Goal - Please copy the items from the one containing "nav-link-gallery[interactable]: GALLERY: [873, 24, 946, 40]" through the one containing "main-nav: EXPERTISE OUR" word for word, both included.

-- Start Source records --

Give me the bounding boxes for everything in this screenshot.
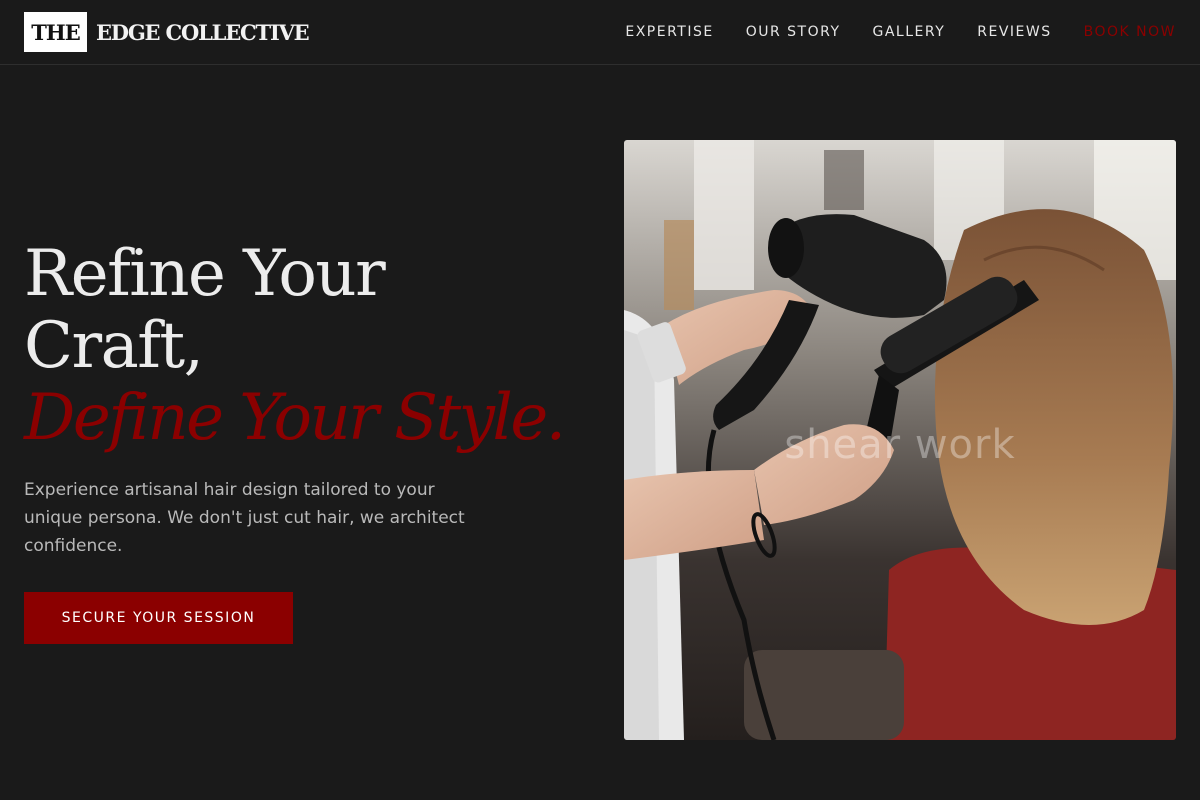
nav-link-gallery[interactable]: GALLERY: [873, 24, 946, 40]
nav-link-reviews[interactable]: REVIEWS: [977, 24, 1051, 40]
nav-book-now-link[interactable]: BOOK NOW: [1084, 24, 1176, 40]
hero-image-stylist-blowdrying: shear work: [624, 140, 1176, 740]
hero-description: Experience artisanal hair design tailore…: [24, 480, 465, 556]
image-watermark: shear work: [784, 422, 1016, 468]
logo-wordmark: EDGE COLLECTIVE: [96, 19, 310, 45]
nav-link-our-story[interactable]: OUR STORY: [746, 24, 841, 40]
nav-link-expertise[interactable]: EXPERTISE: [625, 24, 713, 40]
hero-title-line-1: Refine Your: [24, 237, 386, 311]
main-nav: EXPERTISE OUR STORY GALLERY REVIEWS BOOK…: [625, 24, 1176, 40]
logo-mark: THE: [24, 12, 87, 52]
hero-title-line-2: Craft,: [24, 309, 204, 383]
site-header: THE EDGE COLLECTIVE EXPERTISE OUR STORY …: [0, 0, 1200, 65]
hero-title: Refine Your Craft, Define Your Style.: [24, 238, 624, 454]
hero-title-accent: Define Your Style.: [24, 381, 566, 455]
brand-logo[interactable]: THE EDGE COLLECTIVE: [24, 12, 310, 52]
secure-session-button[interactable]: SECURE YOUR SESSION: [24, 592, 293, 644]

-- End Source records --
-- Start Source records --

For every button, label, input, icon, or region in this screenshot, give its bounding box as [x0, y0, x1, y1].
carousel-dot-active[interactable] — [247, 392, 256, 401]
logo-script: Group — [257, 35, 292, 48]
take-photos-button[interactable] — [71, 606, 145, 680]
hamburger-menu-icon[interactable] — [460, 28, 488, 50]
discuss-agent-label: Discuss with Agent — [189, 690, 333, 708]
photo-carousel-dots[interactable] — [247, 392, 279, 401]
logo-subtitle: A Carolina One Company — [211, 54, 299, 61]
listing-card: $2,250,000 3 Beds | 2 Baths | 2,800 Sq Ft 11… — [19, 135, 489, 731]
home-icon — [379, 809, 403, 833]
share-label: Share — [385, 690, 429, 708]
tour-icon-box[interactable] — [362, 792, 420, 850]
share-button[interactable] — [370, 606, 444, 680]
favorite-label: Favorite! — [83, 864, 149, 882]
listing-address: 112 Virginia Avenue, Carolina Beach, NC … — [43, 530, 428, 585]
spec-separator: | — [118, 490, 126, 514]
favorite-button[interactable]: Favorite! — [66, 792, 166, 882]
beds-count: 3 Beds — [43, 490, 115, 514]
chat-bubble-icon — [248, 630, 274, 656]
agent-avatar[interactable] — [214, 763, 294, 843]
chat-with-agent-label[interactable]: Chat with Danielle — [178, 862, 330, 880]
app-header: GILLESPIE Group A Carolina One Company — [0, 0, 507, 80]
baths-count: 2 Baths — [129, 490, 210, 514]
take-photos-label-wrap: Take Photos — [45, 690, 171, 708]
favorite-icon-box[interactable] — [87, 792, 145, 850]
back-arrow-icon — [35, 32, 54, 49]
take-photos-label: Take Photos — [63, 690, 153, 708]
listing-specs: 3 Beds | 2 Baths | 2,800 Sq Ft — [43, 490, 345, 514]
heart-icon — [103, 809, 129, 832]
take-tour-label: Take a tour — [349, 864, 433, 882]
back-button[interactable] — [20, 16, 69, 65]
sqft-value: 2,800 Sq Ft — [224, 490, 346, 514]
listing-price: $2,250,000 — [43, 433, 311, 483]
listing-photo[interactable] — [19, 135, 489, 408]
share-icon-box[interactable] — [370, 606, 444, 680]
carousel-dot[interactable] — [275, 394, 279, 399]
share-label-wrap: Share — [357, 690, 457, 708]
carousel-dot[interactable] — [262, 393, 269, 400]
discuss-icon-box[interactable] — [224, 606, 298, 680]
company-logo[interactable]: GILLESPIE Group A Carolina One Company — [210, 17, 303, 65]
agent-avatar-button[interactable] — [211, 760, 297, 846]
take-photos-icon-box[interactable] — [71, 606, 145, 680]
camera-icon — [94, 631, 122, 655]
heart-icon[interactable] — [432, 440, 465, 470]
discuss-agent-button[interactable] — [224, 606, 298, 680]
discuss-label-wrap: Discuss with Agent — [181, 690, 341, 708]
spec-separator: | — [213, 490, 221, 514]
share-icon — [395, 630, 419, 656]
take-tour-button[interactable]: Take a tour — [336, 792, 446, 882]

-- End Source records --

Answer for this exercise -
nav-link-gallery[interactable]: GALLERY: [873, 24, 946, 40]
nav-link-reviews[interactable]: REVIEWS: [977, 24, 1051, 40]
nav-book-now-link[interactable]: BOOK NOW: [1084, 24, 1176, 40]
hero-image-stylist-blowdrying: shear work: [624, 140, 1176, 740]
hero-description: Experience artisanal hair design tailore…: [24, 480, 465, 556]
image-watermark: shear work: [784, 422, 1016, 468]
logo-wordmark: EDGE COLLECTIVE: [96, 19, 310, 45]
nav-link-our-story[interactable]: OUR STORY: [746, 24, 841, 40]
nav-link-expertise[interactable]: EXPERTISE: [625, 24, 713, 40]
hero-title-line-1: Refine Your: [24, 237, 386, 311]
main-nav: EXPERTISE OUR STORY GALLERY REVIEWS BOOK…: [625, 24, 1176, 40]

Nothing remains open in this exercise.